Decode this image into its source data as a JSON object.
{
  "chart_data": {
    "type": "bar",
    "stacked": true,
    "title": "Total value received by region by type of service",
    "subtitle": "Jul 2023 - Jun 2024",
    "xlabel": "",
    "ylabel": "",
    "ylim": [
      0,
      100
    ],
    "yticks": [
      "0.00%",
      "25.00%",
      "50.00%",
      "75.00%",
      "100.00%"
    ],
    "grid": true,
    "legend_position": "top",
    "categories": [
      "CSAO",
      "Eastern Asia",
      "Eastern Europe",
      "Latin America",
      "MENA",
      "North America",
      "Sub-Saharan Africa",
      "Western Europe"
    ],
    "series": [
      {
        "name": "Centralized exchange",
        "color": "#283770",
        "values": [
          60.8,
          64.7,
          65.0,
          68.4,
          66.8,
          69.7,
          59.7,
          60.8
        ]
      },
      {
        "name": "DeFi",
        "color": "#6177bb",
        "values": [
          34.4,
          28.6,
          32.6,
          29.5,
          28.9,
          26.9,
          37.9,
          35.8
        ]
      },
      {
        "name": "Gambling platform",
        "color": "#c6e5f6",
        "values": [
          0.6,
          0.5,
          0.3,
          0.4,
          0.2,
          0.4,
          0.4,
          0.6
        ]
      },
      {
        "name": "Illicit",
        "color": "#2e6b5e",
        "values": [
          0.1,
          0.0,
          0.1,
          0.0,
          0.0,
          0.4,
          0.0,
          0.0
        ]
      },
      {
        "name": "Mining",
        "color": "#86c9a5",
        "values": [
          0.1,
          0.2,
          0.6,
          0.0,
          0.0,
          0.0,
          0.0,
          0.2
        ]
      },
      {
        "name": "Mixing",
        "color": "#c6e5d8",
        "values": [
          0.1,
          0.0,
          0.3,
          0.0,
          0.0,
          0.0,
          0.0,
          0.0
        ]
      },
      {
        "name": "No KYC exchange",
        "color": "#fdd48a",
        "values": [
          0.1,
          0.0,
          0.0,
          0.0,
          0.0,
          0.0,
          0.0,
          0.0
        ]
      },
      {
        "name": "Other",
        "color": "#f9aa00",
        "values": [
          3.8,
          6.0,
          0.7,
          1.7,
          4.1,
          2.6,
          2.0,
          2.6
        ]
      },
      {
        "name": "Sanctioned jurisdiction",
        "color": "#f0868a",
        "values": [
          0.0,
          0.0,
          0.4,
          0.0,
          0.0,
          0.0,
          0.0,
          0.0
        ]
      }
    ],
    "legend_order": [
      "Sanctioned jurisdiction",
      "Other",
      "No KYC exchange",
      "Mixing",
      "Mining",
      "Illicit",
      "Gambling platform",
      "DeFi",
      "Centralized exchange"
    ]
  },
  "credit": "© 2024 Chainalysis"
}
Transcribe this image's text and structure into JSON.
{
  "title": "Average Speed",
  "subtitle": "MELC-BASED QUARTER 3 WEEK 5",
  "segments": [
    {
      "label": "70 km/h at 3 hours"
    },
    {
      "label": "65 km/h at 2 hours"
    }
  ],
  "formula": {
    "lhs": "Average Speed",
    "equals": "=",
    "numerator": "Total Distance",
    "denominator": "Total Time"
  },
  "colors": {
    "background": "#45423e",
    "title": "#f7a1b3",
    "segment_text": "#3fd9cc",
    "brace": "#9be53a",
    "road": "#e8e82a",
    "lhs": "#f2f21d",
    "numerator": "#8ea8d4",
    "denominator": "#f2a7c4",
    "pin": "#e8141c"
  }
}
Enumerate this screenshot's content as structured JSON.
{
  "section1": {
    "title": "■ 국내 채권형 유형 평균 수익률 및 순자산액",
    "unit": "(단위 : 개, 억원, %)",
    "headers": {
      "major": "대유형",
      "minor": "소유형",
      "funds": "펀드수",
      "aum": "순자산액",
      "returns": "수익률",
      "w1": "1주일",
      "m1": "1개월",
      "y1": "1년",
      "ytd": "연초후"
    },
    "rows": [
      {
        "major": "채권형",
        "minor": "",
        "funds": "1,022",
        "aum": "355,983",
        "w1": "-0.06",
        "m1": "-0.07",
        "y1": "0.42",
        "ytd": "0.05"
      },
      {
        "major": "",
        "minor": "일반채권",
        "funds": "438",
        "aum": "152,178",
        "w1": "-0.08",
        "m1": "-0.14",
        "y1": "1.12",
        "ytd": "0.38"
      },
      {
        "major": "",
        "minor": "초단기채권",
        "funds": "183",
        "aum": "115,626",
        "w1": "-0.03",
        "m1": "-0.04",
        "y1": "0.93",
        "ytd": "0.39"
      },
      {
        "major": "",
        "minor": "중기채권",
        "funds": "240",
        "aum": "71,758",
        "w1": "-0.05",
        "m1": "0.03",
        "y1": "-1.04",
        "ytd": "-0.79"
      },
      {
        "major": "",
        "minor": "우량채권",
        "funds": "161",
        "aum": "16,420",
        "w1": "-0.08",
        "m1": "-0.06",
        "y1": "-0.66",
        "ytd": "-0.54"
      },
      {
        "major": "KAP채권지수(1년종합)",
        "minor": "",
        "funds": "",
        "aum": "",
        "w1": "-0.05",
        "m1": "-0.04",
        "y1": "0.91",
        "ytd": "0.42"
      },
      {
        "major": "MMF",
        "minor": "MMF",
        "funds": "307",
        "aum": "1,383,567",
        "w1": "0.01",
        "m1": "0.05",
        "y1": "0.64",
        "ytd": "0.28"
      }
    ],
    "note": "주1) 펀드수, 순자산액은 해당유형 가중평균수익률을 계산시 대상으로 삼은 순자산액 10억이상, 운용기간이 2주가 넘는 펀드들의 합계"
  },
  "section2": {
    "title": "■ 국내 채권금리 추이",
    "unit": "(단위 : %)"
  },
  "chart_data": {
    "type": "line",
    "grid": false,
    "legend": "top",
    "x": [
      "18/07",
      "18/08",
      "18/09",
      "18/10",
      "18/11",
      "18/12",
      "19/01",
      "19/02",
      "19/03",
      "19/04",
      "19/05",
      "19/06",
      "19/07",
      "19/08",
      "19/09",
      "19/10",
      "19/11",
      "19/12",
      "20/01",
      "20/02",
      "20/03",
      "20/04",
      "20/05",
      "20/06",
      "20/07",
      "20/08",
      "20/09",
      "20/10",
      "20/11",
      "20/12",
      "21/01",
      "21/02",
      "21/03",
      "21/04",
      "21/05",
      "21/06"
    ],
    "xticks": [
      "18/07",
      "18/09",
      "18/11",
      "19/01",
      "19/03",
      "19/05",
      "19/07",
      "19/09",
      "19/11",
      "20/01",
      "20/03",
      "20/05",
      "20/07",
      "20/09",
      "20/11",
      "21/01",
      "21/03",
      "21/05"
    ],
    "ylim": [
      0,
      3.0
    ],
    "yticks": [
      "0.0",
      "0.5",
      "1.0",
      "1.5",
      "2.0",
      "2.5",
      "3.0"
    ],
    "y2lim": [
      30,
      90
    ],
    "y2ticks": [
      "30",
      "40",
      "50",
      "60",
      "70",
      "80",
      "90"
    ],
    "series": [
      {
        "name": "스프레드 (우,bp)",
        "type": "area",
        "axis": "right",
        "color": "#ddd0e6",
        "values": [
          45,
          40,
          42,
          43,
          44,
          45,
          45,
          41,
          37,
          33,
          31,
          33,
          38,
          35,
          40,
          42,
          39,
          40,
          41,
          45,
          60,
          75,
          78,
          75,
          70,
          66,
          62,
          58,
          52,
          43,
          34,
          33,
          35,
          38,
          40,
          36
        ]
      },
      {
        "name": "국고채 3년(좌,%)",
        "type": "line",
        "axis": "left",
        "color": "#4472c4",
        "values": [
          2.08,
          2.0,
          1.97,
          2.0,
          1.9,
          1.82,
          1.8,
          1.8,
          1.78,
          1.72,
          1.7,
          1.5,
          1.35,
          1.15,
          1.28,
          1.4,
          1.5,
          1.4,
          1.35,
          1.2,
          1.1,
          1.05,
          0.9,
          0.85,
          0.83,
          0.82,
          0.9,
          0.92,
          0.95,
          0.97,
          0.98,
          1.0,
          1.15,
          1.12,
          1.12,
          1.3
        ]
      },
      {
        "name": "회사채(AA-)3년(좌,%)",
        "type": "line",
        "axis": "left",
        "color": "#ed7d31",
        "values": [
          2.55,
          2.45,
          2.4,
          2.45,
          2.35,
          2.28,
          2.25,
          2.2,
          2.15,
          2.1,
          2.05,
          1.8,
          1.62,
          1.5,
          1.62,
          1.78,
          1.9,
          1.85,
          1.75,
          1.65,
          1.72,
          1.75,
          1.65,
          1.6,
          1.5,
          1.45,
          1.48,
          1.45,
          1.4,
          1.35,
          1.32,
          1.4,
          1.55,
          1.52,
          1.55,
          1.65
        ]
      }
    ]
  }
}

• JOB: Establish how many lines of the material above hold the word "Speed". Nothing but the count should be returned.

• ANSWER TO THE TASK: 2